> _Teks Bacaan_:

━━━━━━━━━━━━━━━━

REPUBLIKA.CO.ID, TOKYO -- Perusahaan produsen vaksin asal Jepang dilaporkan telah menghadapi dua serangan siber (dunia maya) sejak awal April lalu. Meski demikian, tidak ada kebocoran informasi yang terjadi terkait insiden ini.
Menurut perusahaan keamanan informasi asal Amerika Serikat (AS), CrowdStrike, serangan siber ini adalah kasus Pertama yang terjadi di Jepang. Dalam sebuah pernyataan lebih lanjut, diyakini bahwa pelaku serangan berasal dari Cina.
Sementara itu, dilansir Anadolu Agency, Selasa (20/20), Pusat Kesiapan dan Strategi Keamanan Siber Nasional Pemerintah Jepang telah meminta produsen vaksin untuk meningkatkan tingkat kewaspadaan terhadap upaya pencurian data. CrowdStrike mengatakan perusahaan vaksin asal Negeri Matahari Terbit telah menerima email yang dilampirkan dengan file elektronik, yang tampaknya terkait dengan virus baru, namun ternyata berisi virus komputer.
Direktur perusahaan yang bertanggung jawab untuk kawasan Asia-Pasifik, Scott Jarkoff mengaitkan serangan siber tersebut dengan perlombaan antar negara saat ini untuk menjadi yang pertama memproduksi vaksin untuk mencegah infeksi virus corona jenis baru (COVID-19). Saat ini ada hampir 190 proyek vaksin yang sedang berjalan hingga akhir September.

━━━━━━━━━━━━━━━━

> _Data yang Diberikan_:

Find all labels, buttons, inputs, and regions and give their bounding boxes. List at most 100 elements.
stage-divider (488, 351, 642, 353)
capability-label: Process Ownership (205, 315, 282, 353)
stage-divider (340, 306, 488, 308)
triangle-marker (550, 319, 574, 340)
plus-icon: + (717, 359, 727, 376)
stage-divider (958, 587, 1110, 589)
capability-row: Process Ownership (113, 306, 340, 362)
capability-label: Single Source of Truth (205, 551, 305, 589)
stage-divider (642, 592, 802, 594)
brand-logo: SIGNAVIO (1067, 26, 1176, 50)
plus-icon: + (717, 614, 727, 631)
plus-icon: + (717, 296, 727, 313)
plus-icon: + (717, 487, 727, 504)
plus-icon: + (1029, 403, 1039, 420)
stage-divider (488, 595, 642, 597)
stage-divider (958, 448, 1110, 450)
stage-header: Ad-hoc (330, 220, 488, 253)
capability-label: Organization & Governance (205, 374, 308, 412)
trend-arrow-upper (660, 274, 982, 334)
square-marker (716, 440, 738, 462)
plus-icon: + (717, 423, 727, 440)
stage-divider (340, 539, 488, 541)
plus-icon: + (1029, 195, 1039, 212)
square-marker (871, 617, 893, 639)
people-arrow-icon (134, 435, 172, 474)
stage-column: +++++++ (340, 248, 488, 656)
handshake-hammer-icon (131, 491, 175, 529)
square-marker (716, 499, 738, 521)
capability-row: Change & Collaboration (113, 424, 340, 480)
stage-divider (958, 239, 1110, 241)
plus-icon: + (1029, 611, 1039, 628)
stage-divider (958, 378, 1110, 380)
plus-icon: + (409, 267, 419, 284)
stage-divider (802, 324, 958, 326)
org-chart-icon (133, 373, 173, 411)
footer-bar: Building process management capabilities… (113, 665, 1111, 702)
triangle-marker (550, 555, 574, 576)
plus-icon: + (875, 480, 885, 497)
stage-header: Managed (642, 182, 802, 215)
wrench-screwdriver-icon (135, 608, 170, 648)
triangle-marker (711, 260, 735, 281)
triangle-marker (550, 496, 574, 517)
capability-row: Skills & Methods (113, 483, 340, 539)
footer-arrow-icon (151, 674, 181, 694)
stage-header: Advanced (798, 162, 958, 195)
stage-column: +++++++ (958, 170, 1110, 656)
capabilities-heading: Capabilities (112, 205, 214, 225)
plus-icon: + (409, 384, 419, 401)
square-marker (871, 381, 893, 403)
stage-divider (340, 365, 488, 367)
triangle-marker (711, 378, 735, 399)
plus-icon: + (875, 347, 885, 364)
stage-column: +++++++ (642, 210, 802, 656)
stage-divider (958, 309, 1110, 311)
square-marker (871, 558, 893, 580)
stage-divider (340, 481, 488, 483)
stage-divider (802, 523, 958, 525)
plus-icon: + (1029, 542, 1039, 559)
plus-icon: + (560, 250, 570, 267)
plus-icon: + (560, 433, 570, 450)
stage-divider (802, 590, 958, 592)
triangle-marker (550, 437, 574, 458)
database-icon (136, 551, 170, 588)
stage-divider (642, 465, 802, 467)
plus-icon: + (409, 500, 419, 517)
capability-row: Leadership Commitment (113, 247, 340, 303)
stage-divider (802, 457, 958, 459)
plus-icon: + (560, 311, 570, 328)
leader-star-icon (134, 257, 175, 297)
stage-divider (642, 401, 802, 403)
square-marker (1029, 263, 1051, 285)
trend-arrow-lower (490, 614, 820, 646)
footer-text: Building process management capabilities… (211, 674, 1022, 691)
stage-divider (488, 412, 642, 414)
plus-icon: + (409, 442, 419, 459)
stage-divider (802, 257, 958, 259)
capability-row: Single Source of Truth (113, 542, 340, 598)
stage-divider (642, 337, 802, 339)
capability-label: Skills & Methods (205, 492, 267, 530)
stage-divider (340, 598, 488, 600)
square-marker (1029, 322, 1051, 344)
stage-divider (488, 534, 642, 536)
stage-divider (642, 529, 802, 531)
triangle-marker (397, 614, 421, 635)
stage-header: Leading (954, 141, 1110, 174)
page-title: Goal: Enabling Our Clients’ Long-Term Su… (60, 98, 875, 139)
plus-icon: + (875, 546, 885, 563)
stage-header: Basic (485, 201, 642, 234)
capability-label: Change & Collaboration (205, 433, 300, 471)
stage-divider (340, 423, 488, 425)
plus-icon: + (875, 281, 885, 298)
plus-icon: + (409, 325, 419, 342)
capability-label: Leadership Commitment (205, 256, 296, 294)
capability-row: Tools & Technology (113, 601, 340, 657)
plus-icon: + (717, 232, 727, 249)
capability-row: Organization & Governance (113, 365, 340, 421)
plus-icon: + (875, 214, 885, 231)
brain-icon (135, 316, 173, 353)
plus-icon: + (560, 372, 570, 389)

━━━━━━━━━━━━━━━━

> _Soal Latihan_:
a. Sebutkan semua nama negara yang disebut dalam teks berita serangan siber di atas.
b. Ketik ulang bagian teks berita serangan siber di atas, dimulai dari "REPUBLIKA.CO.ID, TOKYO -- Perusahaan" dan berakhir pada "terkait insiden ini.".
c. Lanjutkan teks berita serangan siber di atas mulai dari kalimat terakhirnya.

> _Kunci Jawaban_:
a. Jepang, Amerika Serikat (AS), Cina

b.
REPUBLIKA.CO.ID, TOKYO -- Perusahaan produsen vaksin asal Jepang dilaporkan telah menghadapi dua serangan siber (dunia maya) sejak awal April lalu. Meski demikian, tidak ada kebocoran informasi yang terjadi terkait insiden ini.

c.
Menurut data Organisasi Kesehatan Dunia (WHO), banyak dari proyek vaksin yang sedang berjalan tersebut saat ini sedang dalam tahap akhir uji coba. Virus corona jenis baru (SARS-CoV-2) yang menyebabkan infeksi penyakit COVID-19 pertama kali ditemukan di Wuhan, Ibu Kota Provinsi Hubei, Cina pada Desember 2019.
Sejak itu, terus menyebar ke banyak negara di dunia dan dinyakan sebagai pandemi oleh WHO pada Maret lalu. Berdasarkan data Worldometers, hingga Senin (19/10) tercatat ada 40.327.145 kasus COVID-19 di seluruh dunia dan jumlah kematian mencapai 1.118.869. Sementara, total pasien yang sembuh dari penyakit infeksi virus ini adalah 30.138.053 orang.